■ To do ■
According to the passage about David Schnaufer, in what year and on which label did the Cactus Brothers release their self-titled debut album?

■ Excerpted passage ■
§
I didn’t really know David Schnaufer well but I had met him a few times, thanks to John Lomax III and the Cactus Brothers. I first met David sometime in the late-80s, when John was working with him, producing Schnaufer’s first two recordings, the Dulcimer Deluxe (1988) and Dulcimer Player (1989) cassettes, for his SFL Records label. The two recordings showcased Schnaufer’s talents alongside such Nashville instrumental heavyweights as Chet Atkins, Mark O’Connor and Dave Pomeroy. Lomax later combined the two cassette releases on CD as Dulcimer Player Deluxe. I later had the opportunity to meet and talk with him a couple more times during his association with the Cactus Brothers.

When popular Nashville rockers Walk The West decided to take their country-leaning alter-ego the Cactus Brothers full-time, they asked Schnaufer and steel guitarist Sam Poland to join the band to bolster their already impressive instrumental abilities. The Cactus Brothers released their self-titled debut album on Jimmy Bowen’s Liberty Records imprint in 1993, touring heavily in support of the album, including Canada and Europe. Schnaufer’s contributions to the Cactus Brothers’ early sound are immeasurable, the album including a raucous rendition of the traditional "Fisher’s Hornpipe" that Schnaufer had earlier performed with the band on his Dulcimer Player album.
§
(Region annotation records)
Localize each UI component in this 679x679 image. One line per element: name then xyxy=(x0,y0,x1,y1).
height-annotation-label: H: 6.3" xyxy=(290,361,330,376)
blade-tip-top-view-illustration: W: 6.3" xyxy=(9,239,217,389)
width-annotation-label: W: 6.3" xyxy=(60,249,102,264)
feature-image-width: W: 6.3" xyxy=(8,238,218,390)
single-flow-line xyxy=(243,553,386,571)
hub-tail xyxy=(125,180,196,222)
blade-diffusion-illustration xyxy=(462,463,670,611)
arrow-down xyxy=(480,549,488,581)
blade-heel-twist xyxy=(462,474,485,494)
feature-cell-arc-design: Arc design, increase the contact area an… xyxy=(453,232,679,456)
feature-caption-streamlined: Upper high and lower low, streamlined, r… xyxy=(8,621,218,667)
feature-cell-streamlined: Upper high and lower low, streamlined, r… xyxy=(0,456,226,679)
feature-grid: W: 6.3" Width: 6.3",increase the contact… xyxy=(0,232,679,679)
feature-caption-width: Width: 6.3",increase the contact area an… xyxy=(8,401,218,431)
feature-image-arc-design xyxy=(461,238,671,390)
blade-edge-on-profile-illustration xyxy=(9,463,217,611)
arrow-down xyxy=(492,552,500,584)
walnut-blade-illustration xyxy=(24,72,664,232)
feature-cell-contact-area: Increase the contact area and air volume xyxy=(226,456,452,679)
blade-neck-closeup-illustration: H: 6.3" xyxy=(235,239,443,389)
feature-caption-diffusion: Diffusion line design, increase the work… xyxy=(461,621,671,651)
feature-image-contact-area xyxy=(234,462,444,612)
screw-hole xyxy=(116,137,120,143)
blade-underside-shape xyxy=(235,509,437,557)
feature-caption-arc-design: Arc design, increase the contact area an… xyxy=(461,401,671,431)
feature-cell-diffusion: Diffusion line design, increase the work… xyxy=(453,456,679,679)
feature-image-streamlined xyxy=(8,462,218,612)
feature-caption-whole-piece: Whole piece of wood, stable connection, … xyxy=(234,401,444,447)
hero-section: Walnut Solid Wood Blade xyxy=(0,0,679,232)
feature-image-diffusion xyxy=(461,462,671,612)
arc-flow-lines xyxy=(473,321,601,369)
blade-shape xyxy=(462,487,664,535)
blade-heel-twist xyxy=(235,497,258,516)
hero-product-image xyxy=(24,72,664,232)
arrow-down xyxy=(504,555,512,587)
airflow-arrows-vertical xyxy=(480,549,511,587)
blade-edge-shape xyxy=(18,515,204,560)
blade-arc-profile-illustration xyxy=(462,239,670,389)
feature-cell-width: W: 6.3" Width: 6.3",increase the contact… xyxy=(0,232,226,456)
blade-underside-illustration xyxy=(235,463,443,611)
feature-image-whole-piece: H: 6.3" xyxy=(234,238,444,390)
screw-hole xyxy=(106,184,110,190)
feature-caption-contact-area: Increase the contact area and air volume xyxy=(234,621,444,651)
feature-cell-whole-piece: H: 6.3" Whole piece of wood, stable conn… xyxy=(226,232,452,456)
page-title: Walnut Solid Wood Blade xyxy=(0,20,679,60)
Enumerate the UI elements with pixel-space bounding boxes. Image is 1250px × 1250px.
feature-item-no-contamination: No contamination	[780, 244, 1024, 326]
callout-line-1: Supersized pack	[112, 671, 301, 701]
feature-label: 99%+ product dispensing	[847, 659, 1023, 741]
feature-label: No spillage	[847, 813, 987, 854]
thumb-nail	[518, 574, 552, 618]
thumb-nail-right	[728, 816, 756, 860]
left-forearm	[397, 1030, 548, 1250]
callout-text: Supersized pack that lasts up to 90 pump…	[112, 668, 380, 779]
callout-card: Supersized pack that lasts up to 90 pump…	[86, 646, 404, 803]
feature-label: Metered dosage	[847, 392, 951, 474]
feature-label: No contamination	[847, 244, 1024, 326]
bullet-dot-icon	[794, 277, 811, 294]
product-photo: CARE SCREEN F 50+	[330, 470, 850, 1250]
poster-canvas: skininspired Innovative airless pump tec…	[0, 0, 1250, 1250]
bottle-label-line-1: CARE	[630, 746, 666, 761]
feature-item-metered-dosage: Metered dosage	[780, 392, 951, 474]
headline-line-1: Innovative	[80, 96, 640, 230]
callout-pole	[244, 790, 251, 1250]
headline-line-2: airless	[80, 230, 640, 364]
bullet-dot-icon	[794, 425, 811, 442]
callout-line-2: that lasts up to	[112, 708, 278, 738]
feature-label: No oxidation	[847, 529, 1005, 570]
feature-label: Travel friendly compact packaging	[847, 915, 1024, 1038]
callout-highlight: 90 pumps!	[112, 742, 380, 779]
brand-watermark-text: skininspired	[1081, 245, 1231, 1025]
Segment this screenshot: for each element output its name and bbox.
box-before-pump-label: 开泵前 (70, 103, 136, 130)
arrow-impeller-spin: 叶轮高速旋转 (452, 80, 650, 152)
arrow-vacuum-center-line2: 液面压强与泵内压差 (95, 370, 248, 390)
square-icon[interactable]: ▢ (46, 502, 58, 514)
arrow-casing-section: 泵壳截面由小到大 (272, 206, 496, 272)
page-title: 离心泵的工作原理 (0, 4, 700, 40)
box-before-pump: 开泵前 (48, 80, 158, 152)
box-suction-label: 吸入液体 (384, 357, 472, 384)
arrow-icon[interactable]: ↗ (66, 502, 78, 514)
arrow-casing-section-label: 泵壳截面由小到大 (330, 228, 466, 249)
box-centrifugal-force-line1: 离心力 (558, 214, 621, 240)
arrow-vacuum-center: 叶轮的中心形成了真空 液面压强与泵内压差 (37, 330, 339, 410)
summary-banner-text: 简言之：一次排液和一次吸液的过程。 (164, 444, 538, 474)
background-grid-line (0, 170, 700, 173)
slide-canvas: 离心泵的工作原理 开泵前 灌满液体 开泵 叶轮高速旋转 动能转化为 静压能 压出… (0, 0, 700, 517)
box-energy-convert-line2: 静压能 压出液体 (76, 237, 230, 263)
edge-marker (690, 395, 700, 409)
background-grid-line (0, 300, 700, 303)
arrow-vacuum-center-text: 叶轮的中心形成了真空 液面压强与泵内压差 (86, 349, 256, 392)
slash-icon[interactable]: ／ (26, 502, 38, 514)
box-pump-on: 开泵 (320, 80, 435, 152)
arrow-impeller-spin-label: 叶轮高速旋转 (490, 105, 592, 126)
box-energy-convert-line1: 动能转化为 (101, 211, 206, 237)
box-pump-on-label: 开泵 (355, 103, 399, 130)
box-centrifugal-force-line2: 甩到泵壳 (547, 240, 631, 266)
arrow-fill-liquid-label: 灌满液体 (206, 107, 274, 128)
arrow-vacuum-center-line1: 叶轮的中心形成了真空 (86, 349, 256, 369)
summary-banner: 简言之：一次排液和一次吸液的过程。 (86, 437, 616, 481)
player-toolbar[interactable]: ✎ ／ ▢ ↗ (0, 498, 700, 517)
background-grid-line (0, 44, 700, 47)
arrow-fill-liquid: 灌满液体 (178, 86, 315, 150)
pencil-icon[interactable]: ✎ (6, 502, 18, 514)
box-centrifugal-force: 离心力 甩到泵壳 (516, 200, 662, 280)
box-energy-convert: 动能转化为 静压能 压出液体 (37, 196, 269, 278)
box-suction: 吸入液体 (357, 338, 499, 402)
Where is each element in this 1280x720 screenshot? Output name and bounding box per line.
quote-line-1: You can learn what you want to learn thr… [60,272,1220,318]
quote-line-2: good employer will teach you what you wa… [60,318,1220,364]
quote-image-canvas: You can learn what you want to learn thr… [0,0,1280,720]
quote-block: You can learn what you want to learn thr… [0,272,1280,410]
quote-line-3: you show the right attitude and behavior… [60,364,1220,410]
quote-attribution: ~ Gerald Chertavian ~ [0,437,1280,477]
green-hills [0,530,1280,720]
§
■ Expected answer ■
They released it in 1993 on Jimmy Bowen's Liberty Records imprint.